__WHAT THE TASK REQUIRES__
Single out the lines that include the word "JSON". Copy them.

__PROVIDED MATERIAL__

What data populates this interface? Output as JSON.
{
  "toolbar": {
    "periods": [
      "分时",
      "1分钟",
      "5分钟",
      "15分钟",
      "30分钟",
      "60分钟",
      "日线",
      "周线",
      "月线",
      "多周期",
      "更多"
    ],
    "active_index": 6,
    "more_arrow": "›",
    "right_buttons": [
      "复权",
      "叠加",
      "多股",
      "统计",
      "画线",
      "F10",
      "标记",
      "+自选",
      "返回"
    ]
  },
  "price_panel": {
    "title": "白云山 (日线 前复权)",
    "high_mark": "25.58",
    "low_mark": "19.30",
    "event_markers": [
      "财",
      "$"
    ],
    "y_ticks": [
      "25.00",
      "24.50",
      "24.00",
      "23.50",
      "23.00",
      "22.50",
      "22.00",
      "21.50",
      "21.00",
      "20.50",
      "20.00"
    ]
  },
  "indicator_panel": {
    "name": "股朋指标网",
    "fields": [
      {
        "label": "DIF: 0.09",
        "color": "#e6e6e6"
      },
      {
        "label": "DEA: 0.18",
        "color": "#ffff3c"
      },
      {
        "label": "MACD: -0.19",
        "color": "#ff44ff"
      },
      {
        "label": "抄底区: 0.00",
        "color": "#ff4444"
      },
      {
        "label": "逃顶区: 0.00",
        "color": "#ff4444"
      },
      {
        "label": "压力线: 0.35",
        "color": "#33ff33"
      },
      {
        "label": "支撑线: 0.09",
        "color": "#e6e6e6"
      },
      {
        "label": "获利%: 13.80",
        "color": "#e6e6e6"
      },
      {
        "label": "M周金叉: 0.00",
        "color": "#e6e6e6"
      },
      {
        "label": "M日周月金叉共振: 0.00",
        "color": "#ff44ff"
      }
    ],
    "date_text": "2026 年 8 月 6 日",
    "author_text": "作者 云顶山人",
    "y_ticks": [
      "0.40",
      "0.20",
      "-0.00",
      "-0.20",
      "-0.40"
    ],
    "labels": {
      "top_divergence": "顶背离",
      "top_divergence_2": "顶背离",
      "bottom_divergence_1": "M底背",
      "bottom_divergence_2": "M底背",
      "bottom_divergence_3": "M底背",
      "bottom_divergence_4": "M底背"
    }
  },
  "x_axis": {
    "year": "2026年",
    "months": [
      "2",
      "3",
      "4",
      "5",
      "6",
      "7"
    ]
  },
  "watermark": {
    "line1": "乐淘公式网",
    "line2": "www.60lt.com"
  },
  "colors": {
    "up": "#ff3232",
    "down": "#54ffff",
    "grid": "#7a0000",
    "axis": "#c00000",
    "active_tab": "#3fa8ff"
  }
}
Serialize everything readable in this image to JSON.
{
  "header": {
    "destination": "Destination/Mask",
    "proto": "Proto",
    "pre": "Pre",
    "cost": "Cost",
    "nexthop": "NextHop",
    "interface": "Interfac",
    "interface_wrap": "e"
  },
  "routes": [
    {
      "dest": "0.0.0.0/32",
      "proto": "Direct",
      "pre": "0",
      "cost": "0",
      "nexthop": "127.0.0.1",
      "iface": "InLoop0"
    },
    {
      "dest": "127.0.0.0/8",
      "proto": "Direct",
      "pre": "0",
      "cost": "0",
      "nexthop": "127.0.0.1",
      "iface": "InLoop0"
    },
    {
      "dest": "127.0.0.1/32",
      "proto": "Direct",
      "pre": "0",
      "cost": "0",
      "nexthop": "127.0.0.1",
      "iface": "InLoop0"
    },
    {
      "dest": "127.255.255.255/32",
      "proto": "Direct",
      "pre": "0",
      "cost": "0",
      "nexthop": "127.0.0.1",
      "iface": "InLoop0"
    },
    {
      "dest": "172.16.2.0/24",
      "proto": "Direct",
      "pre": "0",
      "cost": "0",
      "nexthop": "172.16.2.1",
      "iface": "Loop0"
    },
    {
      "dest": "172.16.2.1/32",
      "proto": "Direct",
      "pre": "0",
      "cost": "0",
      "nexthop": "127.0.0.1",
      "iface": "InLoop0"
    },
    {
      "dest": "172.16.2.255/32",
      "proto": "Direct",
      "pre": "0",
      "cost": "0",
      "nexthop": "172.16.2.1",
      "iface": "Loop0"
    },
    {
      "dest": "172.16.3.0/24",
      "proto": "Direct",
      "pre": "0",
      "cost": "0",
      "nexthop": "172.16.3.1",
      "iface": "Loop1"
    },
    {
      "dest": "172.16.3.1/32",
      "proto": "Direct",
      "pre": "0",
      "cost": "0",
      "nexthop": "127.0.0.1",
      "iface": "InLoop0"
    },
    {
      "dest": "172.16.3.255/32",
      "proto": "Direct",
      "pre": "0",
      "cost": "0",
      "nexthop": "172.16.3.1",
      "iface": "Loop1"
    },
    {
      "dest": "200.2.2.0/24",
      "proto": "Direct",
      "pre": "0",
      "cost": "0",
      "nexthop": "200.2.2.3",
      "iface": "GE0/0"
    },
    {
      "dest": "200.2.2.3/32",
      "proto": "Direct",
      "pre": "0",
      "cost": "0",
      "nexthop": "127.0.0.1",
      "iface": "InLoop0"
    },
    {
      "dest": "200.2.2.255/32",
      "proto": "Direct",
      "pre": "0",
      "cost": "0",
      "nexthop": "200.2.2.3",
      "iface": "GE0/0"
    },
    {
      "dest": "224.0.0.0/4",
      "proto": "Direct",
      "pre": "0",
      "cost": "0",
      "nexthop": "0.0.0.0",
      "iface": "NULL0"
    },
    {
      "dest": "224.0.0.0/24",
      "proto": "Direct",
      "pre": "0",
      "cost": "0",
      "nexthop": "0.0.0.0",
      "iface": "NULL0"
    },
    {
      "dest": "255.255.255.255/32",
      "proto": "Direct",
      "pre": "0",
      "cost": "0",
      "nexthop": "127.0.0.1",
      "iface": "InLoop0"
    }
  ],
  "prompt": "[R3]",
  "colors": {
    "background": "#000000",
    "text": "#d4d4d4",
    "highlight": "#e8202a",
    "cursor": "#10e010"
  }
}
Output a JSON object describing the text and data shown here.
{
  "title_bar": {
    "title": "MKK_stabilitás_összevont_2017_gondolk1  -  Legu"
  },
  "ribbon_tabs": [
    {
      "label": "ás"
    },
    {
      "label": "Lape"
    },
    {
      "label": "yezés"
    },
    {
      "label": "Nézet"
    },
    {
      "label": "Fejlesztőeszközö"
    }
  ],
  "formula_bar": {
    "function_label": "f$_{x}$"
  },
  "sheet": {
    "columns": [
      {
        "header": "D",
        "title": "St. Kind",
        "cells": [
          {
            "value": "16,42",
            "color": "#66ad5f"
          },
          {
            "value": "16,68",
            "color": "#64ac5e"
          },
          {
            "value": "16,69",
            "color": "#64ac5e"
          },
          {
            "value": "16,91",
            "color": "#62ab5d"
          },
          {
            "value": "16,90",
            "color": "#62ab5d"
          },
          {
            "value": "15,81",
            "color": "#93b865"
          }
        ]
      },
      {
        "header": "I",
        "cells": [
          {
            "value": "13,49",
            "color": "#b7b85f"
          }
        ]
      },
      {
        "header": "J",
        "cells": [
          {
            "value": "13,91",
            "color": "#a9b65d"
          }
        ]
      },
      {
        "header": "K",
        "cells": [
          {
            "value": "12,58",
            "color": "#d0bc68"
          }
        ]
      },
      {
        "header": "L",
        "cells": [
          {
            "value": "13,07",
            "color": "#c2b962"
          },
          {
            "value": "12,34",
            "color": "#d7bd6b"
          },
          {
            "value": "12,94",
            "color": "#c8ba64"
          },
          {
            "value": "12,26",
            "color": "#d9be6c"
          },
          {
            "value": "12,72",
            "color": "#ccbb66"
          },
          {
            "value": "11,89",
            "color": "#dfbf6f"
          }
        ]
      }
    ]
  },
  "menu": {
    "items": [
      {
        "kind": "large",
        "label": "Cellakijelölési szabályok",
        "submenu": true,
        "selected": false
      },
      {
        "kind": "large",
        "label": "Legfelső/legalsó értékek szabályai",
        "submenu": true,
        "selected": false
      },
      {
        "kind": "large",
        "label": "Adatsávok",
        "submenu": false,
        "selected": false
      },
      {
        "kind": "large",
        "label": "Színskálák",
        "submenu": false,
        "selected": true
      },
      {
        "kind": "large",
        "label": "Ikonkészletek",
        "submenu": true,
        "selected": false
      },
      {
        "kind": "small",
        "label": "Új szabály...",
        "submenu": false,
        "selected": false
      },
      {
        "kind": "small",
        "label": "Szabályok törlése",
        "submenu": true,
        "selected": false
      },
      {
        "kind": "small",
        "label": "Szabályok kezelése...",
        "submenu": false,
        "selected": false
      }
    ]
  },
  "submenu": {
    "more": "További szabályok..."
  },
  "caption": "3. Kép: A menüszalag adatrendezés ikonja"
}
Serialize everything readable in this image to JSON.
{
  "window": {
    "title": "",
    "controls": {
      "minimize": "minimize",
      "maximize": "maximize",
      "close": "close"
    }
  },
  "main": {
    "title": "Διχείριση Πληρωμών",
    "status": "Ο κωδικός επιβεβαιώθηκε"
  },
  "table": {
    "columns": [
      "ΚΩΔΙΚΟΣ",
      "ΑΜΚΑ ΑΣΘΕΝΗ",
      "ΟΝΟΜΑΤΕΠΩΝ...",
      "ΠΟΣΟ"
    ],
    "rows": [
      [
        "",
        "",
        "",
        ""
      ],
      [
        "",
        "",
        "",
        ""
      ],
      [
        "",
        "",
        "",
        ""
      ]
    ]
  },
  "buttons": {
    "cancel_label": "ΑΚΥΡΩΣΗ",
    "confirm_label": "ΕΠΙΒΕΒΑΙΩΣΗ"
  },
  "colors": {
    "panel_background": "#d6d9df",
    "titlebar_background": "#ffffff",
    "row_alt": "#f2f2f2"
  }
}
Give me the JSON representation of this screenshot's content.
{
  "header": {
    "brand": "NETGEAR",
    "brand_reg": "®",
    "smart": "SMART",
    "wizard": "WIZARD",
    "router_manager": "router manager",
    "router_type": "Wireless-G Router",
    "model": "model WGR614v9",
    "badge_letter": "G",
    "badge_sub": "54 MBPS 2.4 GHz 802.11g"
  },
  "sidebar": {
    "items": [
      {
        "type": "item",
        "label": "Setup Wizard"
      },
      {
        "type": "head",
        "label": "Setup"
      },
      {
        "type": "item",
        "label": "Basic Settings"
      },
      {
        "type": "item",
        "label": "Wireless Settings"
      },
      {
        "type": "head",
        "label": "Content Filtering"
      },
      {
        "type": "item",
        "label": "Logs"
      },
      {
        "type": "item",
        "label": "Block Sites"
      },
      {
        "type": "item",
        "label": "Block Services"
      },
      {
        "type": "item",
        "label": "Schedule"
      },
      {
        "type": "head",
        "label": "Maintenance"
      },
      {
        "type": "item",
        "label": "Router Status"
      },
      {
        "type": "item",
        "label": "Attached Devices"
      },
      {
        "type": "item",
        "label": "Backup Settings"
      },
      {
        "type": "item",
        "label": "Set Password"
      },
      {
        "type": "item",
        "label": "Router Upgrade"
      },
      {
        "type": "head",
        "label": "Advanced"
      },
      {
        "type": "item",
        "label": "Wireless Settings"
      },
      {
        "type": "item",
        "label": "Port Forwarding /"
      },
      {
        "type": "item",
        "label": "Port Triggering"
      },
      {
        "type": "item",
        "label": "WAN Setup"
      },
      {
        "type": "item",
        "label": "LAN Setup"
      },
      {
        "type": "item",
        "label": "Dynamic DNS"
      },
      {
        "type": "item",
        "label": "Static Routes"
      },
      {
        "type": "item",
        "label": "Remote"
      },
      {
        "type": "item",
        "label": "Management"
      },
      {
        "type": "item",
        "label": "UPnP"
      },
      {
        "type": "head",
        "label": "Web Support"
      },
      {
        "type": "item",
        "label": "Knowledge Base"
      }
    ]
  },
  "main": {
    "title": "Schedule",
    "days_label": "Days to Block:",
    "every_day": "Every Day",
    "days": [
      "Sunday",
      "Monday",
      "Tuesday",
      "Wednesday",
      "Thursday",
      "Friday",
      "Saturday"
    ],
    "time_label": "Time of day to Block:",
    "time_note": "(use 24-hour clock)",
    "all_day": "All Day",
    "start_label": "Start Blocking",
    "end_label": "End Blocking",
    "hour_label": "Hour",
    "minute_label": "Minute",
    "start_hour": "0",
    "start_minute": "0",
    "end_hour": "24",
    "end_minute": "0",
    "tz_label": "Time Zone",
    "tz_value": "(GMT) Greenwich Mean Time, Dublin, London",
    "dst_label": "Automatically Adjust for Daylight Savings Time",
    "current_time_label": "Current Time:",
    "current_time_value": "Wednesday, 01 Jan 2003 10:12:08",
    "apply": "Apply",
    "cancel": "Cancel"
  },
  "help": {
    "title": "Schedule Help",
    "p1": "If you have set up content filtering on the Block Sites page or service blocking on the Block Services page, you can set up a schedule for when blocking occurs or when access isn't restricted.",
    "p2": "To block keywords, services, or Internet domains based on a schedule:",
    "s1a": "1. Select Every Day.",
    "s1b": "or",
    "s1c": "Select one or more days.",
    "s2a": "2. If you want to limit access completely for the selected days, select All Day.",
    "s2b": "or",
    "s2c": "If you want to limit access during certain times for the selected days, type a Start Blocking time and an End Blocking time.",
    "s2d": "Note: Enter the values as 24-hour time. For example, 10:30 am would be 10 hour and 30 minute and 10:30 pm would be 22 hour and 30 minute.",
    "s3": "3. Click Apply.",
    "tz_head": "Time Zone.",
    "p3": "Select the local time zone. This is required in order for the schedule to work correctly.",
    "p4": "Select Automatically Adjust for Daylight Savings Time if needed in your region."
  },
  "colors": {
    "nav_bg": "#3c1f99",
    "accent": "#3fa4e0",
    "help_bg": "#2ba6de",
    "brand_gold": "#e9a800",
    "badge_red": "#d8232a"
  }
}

__ANSWER__
What data populates this interface? Output as JSON.
Serialize everything readable in this image to JSON.
Output a JSON object describing the text and data shown here.
Serialize everything readable in this image to JSON.
Give me the JSON representation of this screenshot's content.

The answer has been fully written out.